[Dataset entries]
========
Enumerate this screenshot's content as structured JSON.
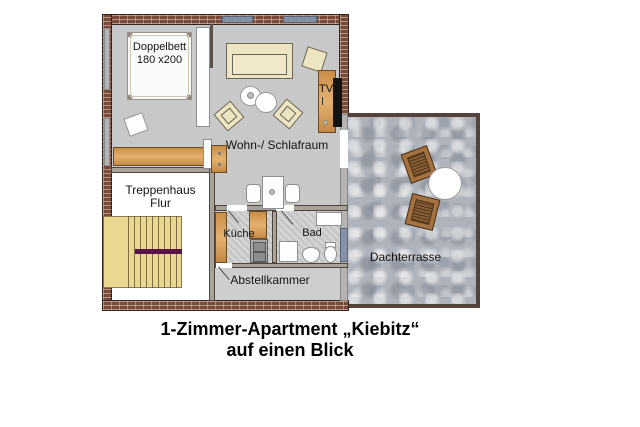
{
  "caption": {
    "line1": "1-Zimmer-Apartment „Kiebitz“",
    "line2": "auf einen Blick"
  },
  "labels": {
    "bed_line1": "Doppelbett",
    "bed_line2": "180 x200",
    "living_room": "Wohn-/ Schlafraum",
    "tv": "TV",
    "stairwell_line1": "Treppenhaus",
    "stairwell_line2": "Flur",
    "kitchen": "Küche",
    "bathroom": "Bad",
    "storage": "Abstellkammer",
    "terrace": "Dachterrasse"
  },
  "colors": {
    "floor_gray": "#c8c8c8",
    "wall_brick": "#855341",
    "window_slate": "#8691a6",
    "wood": "#dc9f56",
    "upholstery_cream": "#ede4c2",
    "stairs_yellow": "#e9d88f",
    "stairs_accent_purple": "#5a1348",
    "terrace_stone": "#afb4bc",
    "terrace_wood": "#a5713f"
  }
}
========
PROMPT =>
Quote the records in their entirety, keeping the wording exact and excluding pictures.

ANSWER BELOW =>
Enumerate this screenshot's content as structured JSON.
{
  "caption": {
    "line1": "1-Zimmer-Apartment „Kiebitz“",
    "line2": "auf einen Blick"
  },
  "labels": {
    "bed_line1": "Doppelbett",
    "bed_line2": "180 x200",
    "living_room": "Wohn-/ Schlafraum",
    "tv": "TV",
    "stairwell_line1": "Treppenhaus",
    "stairwell_line2": "Flur",
    "kitchen": "Küche",
    "bathroom": "Bad",
    "storage": "Abstellkammer",
    "terrace": "Dachterrasse"
  },
  "colors": {
    "floor_gray": "#c8c8c8",
    "wall_brick": "#855341",
    "window_slate": "#8691a6",
    "wood": "#dc9f56",
    "upholstery_cream": "#ede4c2",
    "stairs_yellow": "#e9d88f",
    "stairs_accent_purple": "#5a1348",
    "terrace_stone": "#afb4bc",
    "terrace_wood": "#a5713f"
  }
}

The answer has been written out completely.